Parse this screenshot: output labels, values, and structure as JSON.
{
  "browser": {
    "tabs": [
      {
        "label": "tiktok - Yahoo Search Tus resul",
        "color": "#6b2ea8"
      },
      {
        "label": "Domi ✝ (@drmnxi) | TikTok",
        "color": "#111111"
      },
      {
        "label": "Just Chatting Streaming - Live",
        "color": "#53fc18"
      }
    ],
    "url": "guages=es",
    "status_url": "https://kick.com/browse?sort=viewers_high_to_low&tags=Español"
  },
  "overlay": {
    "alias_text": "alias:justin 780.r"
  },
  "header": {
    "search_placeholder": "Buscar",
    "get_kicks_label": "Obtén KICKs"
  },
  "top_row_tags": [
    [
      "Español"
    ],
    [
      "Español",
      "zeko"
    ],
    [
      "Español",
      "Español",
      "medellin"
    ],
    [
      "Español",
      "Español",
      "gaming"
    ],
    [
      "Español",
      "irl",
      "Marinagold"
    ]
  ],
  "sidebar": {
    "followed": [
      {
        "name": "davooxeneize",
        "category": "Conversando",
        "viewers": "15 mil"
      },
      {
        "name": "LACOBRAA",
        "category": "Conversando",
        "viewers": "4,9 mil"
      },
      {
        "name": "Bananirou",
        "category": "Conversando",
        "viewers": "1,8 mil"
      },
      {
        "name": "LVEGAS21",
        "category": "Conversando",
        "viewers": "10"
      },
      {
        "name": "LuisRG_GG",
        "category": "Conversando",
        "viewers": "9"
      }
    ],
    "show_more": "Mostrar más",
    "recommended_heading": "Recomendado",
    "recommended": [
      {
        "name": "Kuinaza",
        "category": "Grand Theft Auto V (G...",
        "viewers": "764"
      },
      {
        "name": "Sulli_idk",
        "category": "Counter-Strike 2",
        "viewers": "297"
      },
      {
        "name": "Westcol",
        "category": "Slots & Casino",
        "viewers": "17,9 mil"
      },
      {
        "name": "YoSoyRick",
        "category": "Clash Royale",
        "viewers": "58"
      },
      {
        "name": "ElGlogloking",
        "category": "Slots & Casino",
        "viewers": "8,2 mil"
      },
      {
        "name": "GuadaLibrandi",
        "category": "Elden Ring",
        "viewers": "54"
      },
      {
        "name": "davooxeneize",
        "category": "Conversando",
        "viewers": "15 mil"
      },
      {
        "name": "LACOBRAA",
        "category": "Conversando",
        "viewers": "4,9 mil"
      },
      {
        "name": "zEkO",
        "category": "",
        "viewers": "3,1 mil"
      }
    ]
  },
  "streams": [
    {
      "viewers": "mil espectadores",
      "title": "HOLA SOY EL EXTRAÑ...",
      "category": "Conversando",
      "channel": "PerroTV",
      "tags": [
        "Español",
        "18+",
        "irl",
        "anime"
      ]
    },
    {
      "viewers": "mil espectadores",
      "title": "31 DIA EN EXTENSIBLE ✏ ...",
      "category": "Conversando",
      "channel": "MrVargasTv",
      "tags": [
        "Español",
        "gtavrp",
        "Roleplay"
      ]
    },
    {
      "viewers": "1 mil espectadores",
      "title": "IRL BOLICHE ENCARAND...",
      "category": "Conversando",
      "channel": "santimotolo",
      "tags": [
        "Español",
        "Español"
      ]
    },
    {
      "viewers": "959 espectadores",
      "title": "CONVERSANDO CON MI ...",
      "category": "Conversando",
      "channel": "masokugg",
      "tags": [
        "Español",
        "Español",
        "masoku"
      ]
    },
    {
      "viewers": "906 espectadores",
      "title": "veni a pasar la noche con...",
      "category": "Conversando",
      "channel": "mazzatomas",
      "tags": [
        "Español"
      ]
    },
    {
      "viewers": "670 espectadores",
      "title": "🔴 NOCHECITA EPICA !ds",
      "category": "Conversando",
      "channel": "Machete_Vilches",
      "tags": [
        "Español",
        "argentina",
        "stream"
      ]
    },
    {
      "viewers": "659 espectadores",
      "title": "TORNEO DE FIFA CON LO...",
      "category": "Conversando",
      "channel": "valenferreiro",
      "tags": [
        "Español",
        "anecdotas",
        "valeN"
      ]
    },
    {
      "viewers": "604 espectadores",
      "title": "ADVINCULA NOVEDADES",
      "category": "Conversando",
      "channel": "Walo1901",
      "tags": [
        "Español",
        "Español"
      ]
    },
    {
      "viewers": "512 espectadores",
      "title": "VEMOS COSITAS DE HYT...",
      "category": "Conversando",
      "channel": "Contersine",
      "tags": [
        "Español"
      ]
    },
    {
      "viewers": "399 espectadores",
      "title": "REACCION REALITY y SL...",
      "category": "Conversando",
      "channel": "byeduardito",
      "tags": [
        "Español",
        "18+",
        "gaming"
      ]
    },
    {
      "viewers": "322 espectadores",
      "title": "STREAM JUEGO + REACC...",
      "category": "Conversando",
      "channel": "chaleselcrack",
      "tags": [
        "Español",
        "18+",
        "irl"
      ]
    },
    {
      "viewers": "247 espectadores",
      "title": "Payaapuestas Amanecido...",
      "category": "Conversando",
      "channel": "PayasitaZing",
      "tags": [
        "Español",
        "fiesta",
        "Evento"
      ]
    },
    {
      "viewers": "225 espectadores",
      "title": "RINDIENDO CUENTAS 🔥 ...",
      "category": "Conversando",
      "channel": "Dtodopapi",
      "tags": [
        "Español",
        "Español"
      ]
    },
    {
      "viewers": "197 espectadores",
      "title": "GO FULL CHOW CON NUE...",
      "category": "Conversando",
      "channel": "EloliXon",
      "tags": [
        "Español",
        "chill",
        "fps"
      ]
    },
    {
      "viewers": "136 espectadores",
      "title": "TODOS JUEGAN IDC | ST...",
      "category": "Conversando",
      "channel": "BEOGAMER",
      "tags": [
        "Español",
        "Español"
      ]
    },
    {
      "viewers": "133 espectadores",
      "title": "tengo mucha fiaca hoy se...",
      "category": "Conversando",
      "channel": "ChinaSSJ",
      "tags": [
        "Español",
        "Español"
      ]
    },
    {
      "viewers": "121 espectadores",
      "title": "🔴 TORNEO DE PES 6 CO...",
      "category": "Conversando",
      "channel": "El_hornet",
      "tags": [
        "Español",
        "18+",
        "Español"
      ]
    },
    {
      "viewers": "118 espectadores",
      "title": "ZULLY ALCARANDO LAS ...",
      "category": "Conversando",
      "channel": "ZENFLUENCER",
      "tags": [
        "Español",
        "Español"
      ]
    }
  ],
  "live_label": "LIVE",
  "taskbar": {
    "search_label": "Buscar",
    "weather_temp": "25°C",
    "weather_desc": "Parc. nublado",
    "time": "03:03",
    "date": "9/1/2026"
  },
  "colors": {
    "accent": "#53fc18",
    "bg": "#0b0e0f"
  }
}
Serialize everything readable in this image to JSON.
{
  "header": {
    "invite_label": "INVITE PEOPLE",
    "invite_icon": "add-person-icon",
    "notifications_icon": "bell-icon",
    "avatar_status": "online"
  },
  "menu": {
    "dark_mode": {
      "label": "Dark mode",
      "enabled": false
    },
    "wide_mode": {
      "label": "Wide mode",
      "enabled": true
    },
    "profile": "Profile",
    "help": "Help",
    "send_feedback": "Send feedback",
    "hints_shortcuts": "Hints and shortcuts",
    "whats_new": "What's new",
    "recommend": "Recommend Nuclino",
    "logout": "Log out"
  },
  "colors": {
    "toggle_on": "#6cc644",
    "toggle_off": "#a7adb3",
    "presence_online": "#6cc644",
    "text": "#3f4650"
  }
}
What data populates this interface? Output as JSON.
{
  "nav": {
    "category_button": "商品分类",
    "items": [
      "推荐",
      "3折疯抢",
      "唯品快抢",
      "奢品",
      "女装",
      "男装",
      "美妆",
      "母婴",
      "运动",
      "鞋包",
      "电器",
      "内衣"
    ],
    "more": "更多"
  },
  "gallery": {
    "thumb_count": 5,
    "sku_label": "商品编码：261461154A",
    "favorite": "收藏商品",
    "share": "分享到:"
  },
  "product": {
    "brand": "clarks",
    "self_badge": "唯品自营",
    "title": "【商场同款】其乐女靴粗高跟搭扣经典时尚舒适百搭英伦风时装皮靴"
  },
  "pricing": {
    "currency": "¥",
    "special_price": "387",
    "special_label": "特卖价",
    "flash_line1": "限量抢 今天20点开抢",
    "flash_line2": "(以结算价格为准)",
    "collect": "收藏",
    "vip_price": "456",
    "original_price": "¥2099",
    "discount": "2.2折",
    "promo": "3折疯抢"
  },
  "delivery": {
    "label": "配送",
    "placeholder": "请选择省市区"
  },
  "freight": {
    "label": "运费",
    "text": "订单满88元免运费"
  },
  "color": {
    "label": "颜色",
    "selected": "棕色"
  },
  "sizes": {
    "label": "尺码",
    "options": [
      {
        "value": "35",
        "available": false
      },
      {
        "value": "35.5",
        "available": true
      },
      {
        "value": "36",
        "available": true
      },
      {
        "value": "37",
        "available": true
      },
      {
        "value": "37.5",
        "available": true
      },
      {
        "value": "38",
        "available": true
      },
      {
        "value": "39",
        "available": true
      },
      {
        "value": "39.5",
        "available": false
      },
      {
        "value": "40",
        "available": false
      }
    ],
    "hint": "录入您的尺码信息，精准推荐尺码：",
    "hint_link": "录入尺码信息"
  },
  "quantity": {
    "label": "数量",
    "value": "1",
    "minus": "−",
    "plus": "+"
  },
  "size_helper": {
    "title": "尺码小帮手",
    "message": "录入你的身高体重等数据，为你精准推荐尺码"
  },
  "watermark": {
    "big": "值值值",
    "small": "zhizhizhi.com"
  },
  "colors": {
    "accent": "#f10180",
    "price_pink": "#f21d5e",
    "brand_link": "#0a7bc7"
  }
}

=-=-=-=-=

» The request
Gather each line from the listing above that holds "this".

» Answer to the problem
Parse this screenshot: output labels, values, and structure as JSON.
Serialize everything readable in this image to JSON.
What data populates this interface? Output as JSON.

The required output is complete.